— BEGIN SUPPLIED MATERIAL —

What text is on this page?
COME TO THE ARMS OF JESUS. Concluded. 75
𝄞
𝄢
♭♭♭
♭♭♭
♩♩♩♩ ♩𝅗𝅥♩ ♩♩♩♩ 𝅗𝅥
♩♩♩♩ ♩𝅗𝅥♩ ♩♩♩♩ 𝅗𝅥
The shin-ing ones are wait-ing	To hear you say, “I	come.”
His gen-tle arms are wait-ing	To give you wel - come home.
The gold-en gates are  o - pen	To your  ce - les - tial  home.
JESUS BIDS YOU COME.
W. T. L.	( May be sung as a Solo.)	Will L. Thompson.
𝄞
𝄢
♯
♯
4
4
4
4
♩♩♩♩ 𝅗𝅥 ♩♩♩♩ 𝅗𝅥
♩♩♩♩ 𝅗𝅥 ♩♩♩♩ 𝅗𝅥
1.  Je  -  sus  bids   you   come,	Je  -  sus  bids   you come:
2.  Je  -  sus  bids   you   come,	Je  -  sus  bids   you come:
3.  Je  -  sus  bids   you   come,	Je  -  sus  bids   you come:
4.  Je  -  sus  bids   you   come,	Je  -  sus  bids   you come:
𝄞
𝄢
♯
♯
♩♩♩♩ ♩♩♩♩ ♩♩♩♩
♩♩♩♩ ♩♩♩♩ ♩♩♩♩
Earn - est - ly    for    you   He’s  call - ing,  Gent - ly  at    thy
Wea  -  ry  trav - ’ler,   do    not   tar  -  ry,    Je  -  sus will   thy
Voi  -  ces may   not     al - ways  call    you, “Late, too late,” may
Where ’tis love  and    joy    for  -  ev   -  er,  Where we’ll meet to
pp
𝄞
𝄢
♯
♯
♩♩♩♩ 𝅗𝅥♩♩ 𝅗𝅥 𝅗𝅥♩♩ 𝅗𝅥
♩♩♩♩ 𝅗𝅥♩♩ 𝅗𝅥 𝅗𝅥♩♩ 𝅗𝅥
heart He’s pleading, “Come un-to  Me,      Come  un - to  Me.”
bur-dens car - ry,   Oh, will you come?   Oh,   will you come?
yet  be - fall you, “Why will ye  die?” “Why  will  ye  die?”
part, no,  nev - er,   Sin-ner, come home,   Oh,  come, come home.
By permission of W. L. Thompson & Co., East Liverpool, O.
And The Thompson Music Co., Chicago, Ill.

— END SUPPLIED MATERIAL —

• [WHAT TO PRODUCE]
Copy out all lines above that include the string "JESUS".

• [RESPONSE]
COME TO THE ARMS OF JESUS. Concluded. 75
JESUS BIDS YOU COME.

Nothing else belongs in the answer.